**Work required:**
Provide the number of lines of the records that include "vanno", with no other content.
BEGIN Input material
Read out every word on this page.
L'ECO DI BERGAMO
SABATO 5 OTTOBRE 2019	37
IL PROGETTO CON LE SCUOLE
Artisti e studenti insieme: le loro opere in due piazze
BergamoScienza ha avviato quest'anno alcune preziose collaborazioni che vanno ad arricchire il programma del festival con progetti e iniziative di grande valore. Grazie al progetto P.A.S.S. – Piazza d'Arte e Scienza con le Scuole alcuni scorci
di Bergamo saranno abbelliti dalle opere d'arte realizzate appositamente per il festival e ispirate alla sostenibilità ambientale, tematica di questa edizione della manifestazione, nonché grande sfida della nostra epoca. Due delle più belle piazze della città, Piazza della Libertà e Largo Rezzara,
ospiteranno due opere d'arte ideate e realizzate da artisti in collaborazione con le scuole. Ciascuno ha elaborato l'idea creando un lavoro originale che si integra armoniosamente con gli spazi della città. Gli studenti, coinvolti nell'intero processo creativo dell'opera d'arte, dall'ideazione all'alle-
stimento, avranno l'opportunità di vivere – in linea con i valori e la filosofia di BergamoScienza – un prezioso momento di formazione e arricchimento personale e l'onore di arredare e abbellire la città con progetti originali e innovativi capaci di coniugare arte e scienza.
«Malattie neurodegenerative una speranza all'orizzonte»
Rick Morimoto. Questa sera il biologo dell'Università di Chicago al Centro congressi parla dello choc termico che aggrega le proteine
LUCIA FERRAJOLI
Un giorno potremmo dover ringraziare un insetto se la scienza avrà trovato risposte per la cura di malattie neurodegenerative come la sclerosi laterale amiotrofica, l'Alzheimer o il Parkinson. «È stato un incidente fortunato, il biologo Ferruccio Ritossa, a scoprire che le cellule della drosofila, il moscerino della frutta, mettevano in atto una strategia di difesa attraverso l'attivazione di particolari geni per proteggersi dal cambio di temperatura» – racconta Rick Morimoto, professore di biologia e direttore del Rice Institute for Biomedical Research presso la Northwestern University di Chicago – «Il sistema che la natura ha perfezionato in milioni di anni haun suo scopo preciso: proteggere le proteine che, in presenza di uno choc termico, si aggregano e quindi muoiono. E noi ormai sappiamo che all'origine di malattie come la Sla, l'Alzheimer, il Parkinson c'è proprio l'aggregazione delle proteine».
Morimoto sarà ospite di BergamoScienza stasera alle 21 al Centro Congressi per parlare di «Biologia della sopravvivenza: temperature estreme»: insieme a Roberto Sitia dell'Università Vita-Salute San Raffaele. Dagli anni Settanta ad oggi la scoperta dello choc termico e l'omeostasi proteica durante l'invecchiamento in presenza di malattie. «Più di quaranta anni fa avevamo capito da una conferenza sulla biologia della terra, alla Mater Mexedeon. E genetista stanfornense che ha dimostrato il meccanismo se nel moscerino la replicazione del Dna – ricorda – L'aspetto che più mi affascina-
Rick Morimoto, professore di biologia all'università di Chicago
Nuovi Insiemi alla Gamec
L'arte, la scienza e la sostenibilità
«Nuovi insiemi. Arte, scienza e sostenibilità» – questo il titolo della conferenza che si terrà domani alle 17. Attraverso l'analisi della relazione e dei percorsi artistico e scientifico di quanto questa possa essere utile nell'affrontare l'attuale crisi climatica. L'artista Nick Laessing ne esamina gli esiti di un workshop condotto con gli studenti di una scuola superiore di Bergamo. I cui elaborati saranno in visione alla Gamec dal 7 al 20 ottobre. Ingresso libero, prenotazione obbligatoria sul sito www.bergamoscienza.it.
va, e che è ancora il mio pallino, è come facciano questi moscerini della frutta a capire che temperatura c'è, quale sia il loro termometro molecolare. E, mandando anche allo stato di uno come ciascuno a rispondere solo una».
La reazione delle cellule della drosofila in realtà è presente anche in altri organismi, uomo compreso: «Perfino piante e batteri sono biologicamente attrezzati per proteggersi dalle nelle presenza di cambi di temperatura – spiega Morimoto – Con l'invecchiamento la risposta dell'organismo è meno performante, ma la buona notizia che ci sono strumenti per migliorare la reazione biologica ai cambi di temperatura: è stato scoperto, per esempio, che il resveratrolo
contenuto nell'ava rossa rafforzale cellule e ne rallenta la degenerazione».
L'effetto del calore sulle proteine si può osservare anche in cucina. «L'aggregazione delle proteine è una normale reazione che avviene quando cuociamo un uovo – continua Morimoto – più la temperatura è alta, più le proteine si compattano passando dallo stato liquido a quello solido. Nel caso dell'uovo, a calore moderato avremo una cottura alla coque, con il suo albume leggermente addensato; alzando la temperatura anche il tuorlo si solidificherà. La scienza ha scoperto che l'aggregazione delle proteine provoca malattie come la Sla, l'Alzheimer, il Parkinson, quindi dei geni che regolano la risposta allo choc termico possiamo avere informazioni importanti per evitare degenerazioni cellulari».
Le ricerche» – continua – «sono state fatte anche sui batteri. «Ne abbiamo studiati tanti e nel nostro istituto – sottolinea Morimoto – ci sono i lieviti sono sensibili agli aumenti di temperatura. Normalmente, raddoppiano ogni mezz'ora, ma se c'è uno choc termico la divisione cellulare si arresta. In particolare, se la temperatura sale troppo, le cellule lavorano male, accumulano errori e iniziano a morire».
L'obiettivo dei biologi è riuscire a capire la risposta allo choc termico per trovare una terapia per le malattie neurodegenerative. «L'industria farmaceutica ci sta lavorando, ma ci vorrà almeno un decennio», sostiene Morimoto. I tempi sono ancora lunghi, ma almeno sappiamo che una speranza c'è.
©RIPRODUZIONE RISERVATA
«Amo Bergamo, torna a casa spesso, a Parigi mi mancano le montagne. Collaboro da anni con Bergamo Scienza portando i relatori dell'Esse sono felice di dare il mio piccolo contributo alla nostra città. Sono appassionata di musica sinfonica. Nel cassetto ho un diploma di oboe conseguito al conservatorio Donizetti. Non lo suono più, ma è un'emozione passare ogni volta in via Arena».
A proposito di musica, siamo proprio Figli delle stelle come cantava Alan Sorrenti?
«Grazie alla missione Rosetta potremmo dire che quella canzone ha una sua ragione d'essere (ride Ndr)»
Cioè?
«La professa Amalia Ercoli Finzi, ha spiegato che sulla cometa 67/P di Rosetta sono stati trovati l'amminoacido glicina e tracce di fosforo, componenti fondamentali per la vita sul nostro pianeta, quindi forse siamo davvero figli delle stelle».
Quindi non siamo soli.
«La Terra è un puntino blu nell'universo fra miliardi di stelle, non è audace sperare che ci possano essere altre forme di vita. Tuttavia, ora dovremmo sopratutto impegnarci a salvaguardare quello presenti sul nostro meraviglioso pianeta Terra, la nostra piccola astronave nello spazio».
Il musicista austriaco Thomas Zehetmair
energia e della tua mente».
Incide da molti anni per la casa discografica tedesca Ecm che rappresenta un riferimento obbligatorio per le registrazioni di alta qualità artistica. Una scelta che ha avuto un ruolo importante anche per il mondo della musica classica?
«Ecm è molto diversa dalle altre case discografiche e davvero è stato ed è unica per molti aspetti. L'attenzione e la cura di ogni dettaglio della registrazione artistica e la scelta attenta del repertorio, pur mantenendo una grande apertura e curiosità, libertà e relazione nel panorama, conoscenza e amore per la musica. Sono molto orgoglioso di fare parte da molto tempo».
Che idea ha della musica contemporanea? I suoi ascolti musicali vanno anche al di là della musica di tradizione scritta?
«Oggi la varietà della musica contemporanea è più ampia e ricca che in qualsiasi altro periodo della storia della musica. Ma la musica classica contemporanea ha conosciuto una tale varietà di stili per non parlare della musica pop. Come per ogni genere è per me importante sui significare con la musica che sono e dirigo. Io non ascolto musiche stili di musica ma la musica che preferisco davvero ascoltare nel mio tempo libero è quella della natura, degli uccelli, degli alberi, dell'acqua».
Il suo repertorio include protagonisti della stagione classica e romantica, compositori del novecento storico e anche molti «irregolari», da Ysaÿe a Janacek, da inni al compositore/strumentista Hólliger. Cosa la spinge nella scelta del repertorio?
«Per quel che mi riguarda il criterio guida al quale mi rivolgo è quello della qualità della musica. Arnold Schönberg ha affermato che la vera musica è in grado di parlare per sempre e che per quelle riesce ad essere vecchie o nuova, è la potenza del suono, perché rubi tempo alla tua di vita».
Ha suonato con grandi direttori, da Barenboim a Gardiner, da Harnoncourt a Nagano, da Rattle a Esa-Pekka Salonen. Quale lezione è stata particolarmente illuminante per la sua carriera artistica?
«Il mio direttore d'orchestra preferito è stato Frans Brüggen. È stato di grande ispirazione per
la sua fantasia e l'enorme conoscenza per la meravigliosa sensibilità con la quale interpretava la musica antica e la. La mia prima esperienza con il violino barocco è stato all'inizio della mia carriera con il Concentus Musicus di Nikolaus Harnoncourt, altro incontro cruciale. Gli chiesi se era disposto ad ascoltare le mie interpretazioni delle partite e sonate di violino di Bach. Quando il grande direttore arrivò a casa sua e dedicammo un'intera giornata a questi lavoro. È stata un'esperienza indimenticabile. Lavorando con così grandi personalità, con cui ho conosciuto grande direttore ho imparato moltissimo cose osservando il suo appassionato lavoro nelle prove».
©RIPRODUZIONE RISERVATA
END Input material
**Solution for this task:**
2